— Aim —
Reproduce the entries below in full, word for word.

— Entries provided —
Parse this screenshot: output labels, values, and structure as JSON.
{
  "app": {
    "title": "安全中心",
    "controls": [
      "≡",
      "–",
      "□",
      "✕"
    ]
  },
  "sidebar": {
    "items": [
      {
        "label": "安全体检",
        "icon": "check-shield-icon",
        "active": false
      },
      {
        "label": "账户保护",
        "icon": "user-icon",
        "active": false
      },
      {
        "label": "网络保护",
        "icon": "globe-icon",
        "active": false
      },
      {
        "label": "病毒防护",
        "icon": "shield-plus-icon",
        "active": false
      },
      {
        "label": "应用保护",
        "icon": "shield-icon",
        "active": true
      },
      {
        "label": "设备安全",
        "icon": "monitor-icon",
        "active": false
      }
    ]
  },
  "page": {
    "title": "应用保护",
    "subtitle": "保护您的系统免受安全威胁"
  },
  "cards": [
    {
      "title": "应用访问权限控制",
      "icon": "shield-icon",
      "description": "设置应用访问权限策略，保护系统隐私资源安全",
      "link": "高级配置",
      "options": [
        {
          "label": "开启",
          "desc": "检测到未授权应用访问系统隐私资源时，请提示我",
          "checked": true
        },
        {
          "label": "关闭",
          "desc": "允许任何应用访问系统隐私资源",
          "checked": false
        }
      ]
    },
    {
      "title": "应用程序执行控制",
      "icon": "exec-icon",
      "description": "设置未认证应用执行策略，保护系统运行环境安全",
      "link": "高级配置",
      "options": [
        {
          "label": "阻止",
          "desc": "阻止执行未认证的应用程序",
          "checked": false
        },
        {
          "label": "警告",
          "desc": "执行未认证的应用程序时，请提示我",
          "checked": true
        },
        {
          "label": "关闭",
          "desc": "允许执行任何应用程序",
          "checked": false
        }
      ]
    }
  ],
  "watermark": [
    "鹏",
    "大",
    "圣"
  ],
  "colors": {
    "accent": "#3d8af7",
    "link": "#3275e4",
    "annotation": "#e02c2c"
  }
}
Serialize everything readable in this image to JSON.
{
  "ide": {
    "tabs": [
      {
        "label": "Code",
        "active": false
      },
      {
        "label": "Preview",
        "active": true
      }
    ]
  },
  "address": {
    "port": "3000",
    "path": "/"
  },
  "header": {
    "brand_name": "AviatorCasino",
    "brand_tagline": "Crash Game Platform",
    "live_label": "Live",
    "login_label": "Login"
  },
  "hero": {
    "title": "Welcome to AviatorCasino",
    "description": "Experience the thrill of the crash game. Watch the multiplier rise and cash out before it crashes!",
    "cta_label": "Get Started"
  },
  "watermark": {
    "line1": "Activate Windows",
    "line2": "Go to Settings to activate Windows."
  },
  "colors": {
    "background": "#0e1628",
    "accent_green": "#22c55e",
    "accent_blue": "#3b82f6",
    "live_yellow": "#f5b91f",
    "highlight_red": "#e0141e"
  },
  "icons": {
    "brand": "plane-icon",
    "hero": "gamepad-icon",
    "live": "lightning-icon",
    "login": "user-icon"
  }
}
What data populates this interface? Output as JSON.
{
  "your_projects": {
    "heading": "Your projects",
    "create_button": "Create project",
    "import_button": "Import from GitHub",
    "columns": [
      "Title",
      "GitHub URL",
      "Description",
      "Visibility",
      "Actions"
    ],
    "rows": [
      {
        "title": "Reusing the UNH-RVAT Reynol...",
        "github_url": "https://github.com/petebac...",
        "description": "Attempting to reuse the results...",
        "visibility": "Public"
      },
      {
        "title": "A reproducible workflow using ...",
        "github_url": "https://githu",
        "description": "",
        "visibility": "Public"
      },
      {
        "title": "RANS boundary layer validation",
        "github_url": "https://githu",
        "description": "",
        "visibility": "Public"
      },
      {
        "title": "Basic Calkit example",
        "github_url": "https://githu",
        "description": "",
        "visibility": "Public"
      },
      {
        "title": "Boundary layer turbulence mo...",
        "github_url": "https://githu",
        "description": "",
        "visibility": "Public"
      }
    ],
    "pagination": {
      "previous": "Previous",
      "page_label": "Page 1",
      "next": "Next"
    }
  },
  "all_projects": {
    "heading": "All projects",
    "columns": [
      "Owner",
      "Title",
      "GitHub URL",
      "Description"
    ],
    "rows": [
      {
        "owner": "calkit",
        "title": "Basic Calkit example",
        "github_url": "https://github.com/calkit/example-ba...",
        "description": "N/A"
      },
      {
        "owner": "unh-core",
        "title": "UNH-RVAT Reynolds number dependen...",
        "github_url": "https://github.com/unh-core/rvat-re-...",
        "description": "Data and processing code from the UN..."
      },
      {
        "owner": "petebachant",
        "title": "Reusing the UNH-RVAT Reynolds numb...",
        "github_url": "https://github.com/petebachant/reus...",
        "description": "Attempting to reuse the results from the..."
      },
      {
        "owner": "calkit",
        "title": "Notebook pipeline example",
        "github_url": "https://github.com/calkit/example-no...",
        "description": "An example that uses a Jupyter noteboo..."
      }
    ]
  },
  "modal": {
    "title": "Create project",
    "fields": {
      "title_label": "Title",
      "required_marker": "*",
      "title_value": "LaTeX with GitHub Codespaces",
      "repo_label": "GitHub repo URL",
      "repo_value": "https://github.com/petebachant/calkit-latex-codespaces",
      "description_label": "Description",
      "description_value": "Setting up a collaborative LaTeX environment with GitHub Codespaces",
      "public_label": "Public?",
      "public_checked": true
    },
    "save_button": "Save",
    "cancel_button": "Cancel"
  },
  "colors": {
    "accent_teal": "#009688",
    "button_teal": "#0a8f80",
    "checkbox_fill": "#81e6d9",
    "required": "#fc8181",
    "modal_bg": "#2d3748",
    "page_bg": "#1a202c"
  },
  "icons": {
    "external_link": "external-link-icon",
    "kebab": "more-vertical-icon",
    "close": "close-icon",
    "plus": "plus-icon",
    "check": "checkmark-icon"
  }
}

— Result for this task —
Parse this screenshot: output labels, values, and structure as JSON.
{
  "app": {
    "title": "安全中心",
    "controls": [
      "≡",
      "–",
      "□",
      "✕"
    ]
  },
  "sidebar": {
    "items": [
      {
        "label": "安全体检",
        "icon": "check-shield-icon",
        "active": false
      },
      {
        "label": "账户保护",
        "icon": "user-icon",
        "active": false
      },
      {
        "label": "网络保护",
        "icon": "globe-icon",
        "active": false
      },
      {
        "label": "病毒防护",
        "icon": "shield-plus-icon",
        "active": false
      },
      {
        "label": "应用保护",
        "icon": "shield-icon",
        "active": true
      },
      {
        "label": "设备安全",
        "icon": "monitor-icon",
        "active": false
      }
    ]
  },
  "page": {
    "title": "应用保护",
    "subtitle": "保护您的系统免受安全威胁"
  },
  "cards": [
    {
      "title": "应用访问权限控制",
      "icon": "shield-icon",
      "description": "设置应用访问权限策略，保护系统隐私资源安全",
      "link": "高级配置",
      "options": [
        {
          "label": "开启",
          "desc": "检测到未授权应用访问系统隐私资源时，请提示我",
          "checked": true
        },
        {
          "label": "关闭",
          "desc": "允许任何应用访问系统隐私资源",
          "checked": false
        }
      ]
    },
    {
      "title": "应用程序执行控制",
      "icon": "exec-icon",
      "description": "设置未认证应用执行策略，保护系统运行环境安全",
      "link": "高级配置",
      "options": [
        {
          "label": "阻止",
          "desc": "阻止执行未认证的应用程序",
          "checked": false
        },
        {
          "label": "警告",
          "desc": "执行未认证的应用程序时，请提示我",
          "checked": true
        },
        {
          "label": "关闭",
          "desc": "允许执行任何应用程序",
          "checked": false
        }
      ]
    }
  ],
  "watermark": [
    "鹏",
    "大",
    "圣"
  ],
  "colors": {
    "accent": "#3d8af7",
    "link": "#3275e4",
    "annotation": "#e02c2c"
  }
}
Serialize everything readable in this image to JSON.
{
  "ide": {
    "tabs": [
      {
        "label": "Code",
        "active": false
      },
      {
        "label": "Preview",
        "active": true
      }
    ]
  },
  "address": {
    "port": "3000",
    "path": "/"
  },
  "header": {
    "brand_name": "AviatorCasino",
    "brand_tagline": "Crash Game Platform",
    "live_label": "Live",
    "login_label": "Login"
  },
  "hero": {
    "title": "Welcome to AviatorCasino",
    "description": "Experience the thrill of the crash game. Watch the multiplier rise and cash out before it crashes!",
    "cta_label": "Get Started"
  },
  "watermark": {
    "line1": "Activate Windows",
    "line2": "Go to Settings to activate Windows."
  },
  "colors": {
    "background": "#0e1628",
    "accent_green": "#22c55e",
    "accent_blue": "#3b82f6",
    "live_yellow": "#f5b91f",
    "highlight_red": "#e0141e"
  },
  "icons": {
    "brand": "plane-icon",
    "hero": "gamepad-icon",
    "live": "lightning-icon",
    "login": "user-icon"
  }
}
What data populates this interface? Output as JSON.
{
  "your_projects": {
    "heading": "Your projects",
    "create_button": "Create project",
    "import_button": "Import from GitHub",
    "columns": [
      "Title",
      "GitHub URL",
      "Description",
      "Visibility",
      "Actions"
    ],
    "rows": [
      {
        "title": "Reusing the UNH-RVAT Reynol...",
        "github_url": "https://github.com/petebac...",
        "description": "Attempting to reuse the results...",
        "visibility": "Public"
      },
      {
        "title": "A reproducible workflow using ...",
        "github_url": "https://githu",
        "description": "",
        "visibility": "Public"
      },
      {
        "title": "RANS boundary layer validation",
        "github_url": "https://githu",
        "description": "",
        "visibility": "Public"
      },
      {
        "title": "Basic Calkit example",
        "github_url": "https://githu",
        "description": "",
        "visibility": "Public"
      },
      {
        "title": "Boundary layer turbulence mo...",
        "github_url": "https://githu",
        "description": "",
        "visibility": "Public"
      }
    ],
    "pagination": {
      "previous": "Previous",
      "page_label": "Page 1",
      "next": "Next"
    }
  },
  "all_projects": {
    "heading": "All projects",
    "columns": [
      "Owner",
      "Title",
      "GitHub URL",
      "Description"
    ],
    "rows": [
      {
        "owner": "calkit",
        "title": "Basic Calkit example",
        "github_url": "https://github.com/calkit/example-ba...",
        "description": "N/A"
      },
      {
        "owner": "unh-core",
        "title": "UNH-RVAT Reynolds number dependen...",
        "github_url": "https://github.com/unh-core/rvat-re-...",
        "description": "Data and processing code from the UN..."
      },
      {
        "owner": "petebachant",
        "title": "Reusing the UNH-RVAT Reynolds numb...",
        "github_url": "https://github.com/petebachant/reus...",
        "description": "Attempting to reuse the results from the..."
      },
      {
        "owner": "calkit",
        "title": "Notebook pipeline example",
        "github_url": "https://github.com/calkit/example-no...",
        "description": "An example that uses a Jupyter noteboo..."
      }
    ]
  },
  "modal": {
    "title": "Create project",
    "fields": {
      "title_label": "Title",
      "required_marker": "*",
      "title_value": "LaTeX with GitHub Codespaces",
      "repo_label": "GitHub repo URL",
      "repo_value": "https://github.com/petebachant/calkit-latex-codespaces",
      "description_label": "Description",
      "description_value": "Setting up a collaborative LaTeX environment with GitHub Codespaces",
      "public_label": "Public?",
      "public_checked": true
    },
    "save_button": "Save",
    "cancel_button": "Cancel"
  },
  "colors": {
    "accent_teal": "#009688",
    "button_teal": "#0a8f80",
    "checkbox_fill": "#81e6d9",
    "required": "#fc8181",
    "modal_bg": "#2d3748",
    "page_bg": "#1a202c"
  },
  "icons": {
    "external_link": "external-link-icon",
    "kebab": "more-vertical-icon",
    "close": "close-icon",
    "plus": "plus-icon",
    "check": "checkmark-icon"
  }
}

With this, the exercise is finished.